GIVEN REQUEST: Retype each line exactly. Skip images.

------------------------------------------------------------------------

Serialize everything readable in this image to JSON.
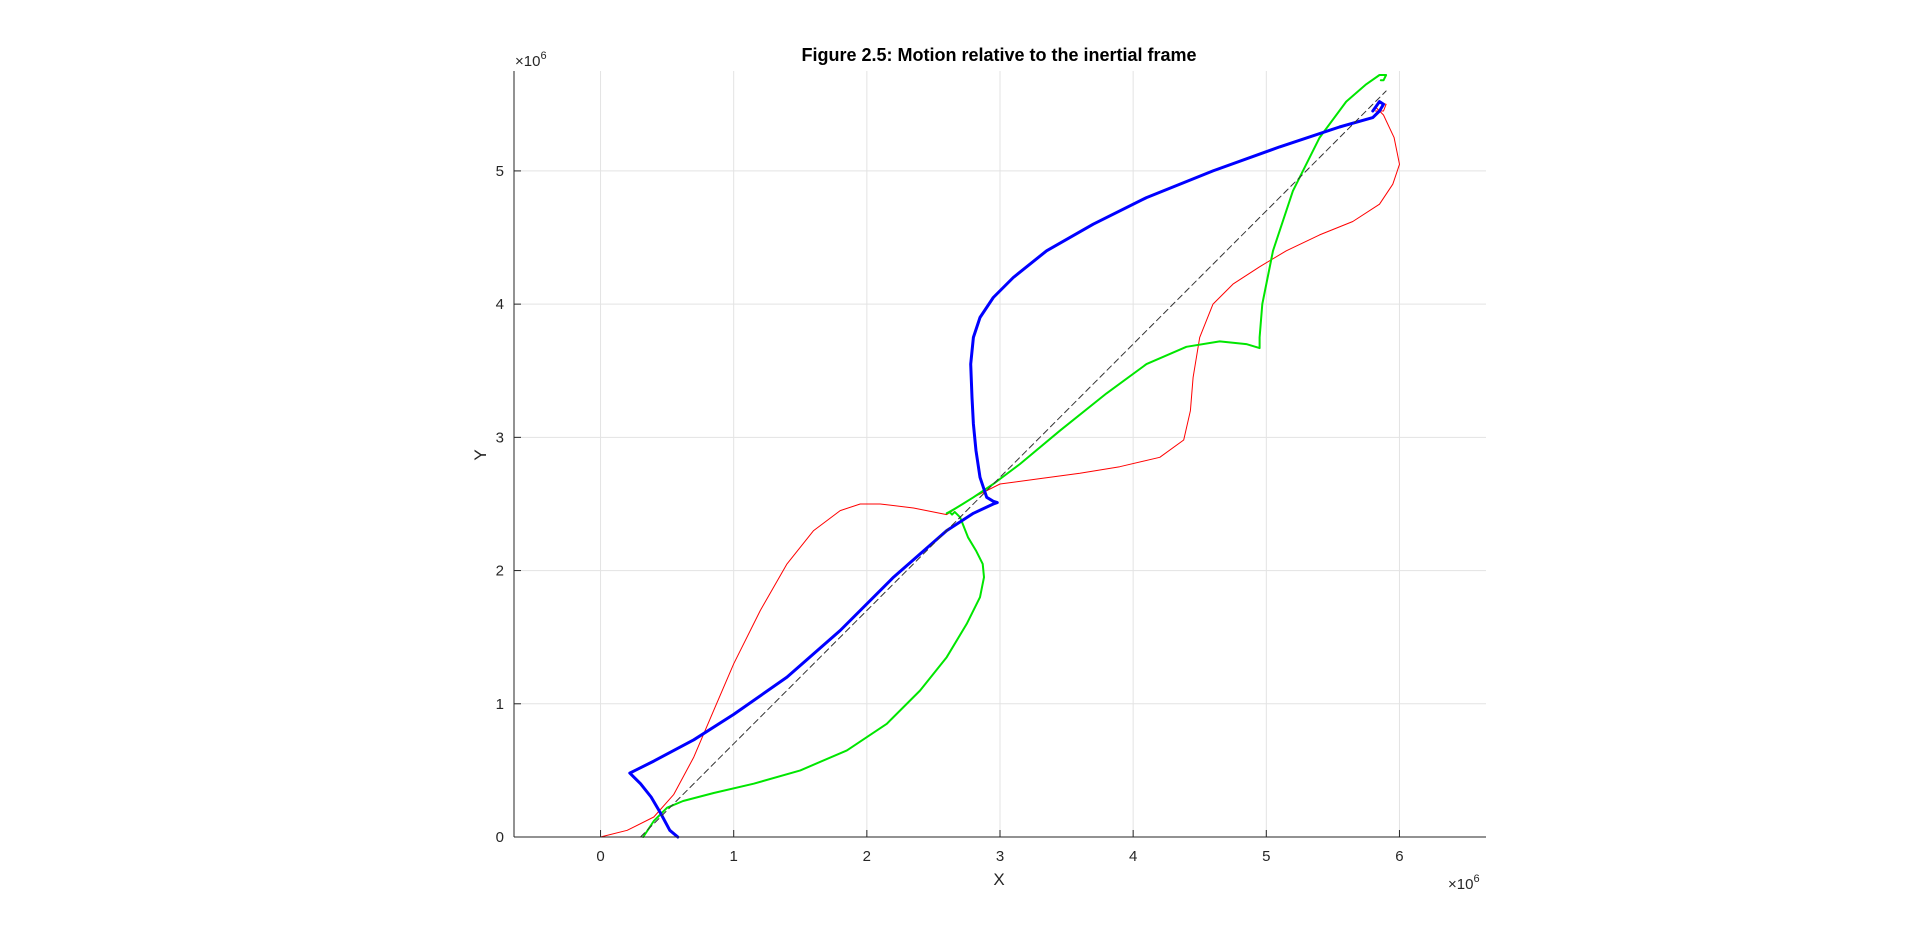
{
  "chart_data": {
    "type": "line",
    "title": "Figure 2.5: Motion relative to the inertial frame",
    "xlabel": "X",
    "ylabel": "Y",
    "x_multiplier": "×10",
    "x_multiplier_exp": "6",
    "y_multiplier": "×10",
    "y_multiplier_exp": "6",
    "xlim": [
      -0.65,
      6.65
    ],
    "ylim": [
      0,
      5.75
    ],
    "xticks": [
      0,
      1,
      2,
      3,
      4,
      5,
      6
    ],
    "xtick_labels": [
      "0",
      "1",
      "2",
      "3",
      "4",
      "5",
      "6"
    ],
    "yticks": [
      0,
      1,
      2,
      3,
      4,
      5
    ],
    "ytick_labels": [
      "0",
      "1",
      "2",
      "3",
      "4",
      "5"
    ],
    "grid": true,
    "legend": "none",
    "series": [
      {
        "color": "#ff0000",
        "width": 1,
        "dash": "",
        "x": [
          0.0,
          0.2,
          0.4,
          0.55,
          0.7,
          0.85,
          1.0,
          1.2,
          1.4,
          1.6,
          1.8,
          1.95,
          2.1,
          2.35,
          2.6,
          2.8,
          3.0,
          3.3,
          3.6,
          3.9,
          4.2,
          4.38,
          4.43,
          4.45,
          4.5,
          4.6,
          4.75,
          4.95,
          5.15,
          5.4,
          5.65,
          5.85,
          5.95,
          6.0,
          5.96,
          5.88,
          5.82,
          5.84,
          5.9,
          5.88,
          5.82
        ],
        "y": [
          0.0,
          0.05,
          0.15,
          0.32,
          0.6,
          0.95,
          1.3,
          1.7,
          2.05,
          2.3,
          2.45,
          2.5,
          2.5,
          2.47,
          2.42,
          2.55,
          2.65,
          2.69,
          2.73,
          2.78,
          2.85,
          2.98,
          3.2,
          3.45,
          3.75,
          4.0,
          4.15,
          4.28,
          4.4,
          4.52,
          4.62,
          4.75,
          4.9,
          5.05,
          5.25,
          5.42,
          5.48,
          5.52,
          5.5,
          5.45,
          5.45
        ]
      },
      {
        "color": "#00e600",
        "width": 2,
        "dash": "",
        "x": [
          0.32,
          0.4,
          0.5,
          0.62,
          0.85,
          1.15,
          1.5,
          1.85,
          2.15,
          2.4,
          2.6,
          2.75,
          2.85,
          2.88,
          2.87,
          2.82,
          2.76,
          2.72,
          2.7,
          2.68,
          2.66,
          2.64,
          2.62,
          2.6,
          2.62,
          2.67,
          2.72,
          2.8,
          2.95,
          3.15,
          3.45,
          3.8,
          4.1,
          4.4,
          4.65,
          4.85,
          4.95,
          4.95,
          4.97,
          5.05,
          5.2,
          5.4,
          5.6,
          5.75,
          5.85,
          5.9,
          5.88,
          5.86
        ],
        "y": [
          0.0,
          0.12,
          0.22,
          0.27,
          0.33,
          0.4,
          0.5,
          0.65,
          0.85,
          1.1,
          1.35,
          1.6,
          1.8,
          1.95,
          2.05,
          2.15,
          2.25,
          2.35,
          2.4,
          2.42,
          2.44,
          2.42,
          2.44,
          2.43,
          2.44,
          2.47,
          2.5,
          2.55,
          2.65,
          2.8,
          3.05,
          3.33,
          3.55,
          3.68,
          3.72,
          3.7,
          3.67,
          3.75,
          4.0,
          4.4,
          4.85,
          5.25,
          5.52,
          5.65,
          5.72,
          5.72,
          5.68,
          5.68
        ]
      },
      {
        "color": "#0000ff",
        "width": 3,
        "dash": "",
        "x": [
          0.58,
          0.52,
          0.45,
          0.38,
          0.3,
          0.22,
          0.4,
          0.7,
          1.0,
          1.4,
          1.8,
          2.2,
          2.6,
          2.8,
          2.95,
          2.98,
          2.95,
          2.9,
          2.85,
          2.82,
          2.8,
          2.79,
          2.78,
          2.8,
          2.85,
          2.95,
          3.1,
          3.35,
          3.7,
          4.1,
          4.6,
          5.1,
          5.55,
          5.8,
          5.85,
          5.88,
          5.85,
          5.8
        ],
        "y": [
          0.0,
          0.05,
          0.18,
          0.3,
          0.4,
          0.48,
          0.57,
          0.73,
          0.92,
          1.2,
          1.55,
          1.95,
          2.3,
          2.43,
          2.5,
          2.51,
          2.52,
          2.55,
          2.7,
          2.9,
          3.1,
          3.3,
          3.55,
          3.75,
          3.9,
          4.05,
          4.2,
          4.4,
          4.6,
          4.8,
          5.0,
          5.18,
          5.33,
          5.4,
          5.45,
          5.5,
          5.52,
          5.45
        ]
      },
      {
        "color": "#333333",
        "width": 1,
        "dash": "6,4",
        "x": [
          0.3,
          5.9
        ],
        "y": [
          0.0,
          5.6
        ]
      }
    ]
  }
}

------------------------------------------------------------------------

COMPLETE ANSWER:
Serialize everything readable in this image to JSON.
{
  "chart_data": {
    "type": "line",
    "title": "Figure 2.5: Motion relative to the inertial frame",
    "xlabel": "X",
    "ylabel": "Y",
    "x_multiplier": "×10",
    "x_multiplier_exp": "6",
    "y_multiplier": "×10",
    "y_multiplier_exp": "6",
    "xlim": [
      -0.65,
      6.65
    ],
    "ylim": [
      0,
      5.75
    ],
    "xticks": [
      0,
      1,
      2,
      3,
      4,
      5,
      6
    ],
    "xtick_labels": [
      "0",
      "1",
      "2",
      "3",
      "4",
      "5",
      "6"
    ],
    "yticks": [
      0,
      1,
      2,
      3,
      4,
      5
    ],
    "ytick_labels": [
      "0",
      "1",
      "2",
      "3",
      "4",
      "5"
    ],
    "grid": true,
    "legend": "none",
    "series": [
      {
        "color": "#ff0000",
        "width": 1,
        "dash": "",
        "x": [
          0.0,
          0.2,
          0.4,
          0.55,
          0.7,
          0.85,
          1.0,
          1.2,
          1.4,
          1.6,
          1.8,
          1.95,
          2.1,
          2.35,
          2.6,
          2.8,
          3.0,
          3.3,
          3.6,
          3.9,
          4.2,
          4.38,
          4.43,
          4.45,
          4.5,
          4.6,
          4.75,
          4.95,
          5.15,
          5.4,
          5.65,
          5.85,
          5.95,
          6.0,
          5.96,
          5.88,
          5.82,
          5.84,
          5.9,
          5.88,
          5.82
        ],
        "y": [
          0.0,
          0.05,
          0.15,
          0.32,
          0.6,
          0.95,
          1.3,
          1.7,
          2.05,
          2.3,
          2.45,
          2.5,
          2.5,
          2.47,
          2.42,
          2.55,
          2.65,
          2.69,
          2.73,
          2.78,
          2.85,
          2.98,
          3.2,
          3.45,
          3.75,
          4.0,
          4.15,
          4.28,
          4.4,
          4.52,
          4.62,
          4.75,
          4.9,
          5.05,
          5.25,
          5.42,
          5.48,
          5.52,
          5.5,
          5.45,
          5.45
        ]
      },
      {
        "color": "#00e600",
        "width": 2,
        "dash": "",
        "x": [
          0.32,
          0.4,
          0.5,
          0.62,
          0.85,
          1.15,
          1.5,
          1.85,
          2.15,
          2.4,
          2.6,
          2.75,
          2.85,
          2.88,
          2.87,
          2.82,
          2.76,
          2.72,
          2.7,
          2.68,
          2.66,
          2.64,
          2.62,
          2.6,
          2.62,
          2.67,
          2.72,
          2.8,
          2.95,
          3.15,
          3.45,
          3.8,
          4.1,
          4.4,
          4.65,
          4.85,
          4.95,
          4.95,
          4.97,
          5.05,
          5.2,
          5.4,
          5.6,
          5.75,
          5.85,
          5.9,
          5.88,
          5.86
        ],
        "y": [
          0.0,
          0.12,
          0.22,
          0.27,
          0.33,
          0.4,
          0.5,
          0.65,
          0.85,
          1.1,
          1.35,
          1.6,
          1.8,
          1.95,
          2.05,
          2.15,
          2.25,
          2.35,
          2.4,
          2.42,
          2.44,
          2.42,
          2.44,
          2.43,
          2.44,
          2.47,
          2.5,
          2.55,
          2.65,
          2.8,
          3.05,
          3.33,
          3.55,
          3.68,
          3.72,
          3.7,
          3.67,
          3.75,
          4.0,
          4.4,
          4.85,
          5.25,
          5.52,
          5.65,
          5.72,
          5.72,
          5.68,
          5.68
        ]
      },
      {
        "color": "#0000ff",
        "width": 3,
        "dash": "",
        "x": [
          0.58,
          0.52,
          0.45,
          0.38,
          0.3,
          0.22,
          0.4,
          0.7,
          1.0,
          1.4,
          1.8,
          2.2,
          2.6,
          2.8,
          2.95,
          2.98,
          2.95,
          2.9,
          2.85,
          2.82,
          2.8,
          2.79,
          2.78,
          2.8,
          2.85,
          2.95,
          3.1,
          3.35,
          3.7,
          4.1,
          4.6,
          5.1,
          5.55,
          5.8,
          5.85,
          5.88,
          5.85,
          5.8
        ],
        "y": [
          0.0,
          0.05,
          0.18,
          0.3,
          0.4,
          0.48,
          0.57,
          0.73,
          0.92,
          1.2,
          1.55,
          1.95,
          2.3,
          2.43,
          2.5,
          2.51,
          2.52,
          2.55,
          2.7,
          2.9,
          3.1,
          3.3,
          3.55,
          3.75,
          3.9,
          4.05,
          4.2,
          4.4,
          4.6,
          4.8,
          5.0,
          5.18,
          5.33,
          5.4,
          5.45,
          5.5,
          5.52,
          5.45
        ]
      },
      {
        "color": "#333333",
        "width": 1,
        "dash": "6,4",
        "x": [
          0.3,
          5.9
        ],
        "y": [
          0.0,
          5.6
        ]
      }
    ]
  }
}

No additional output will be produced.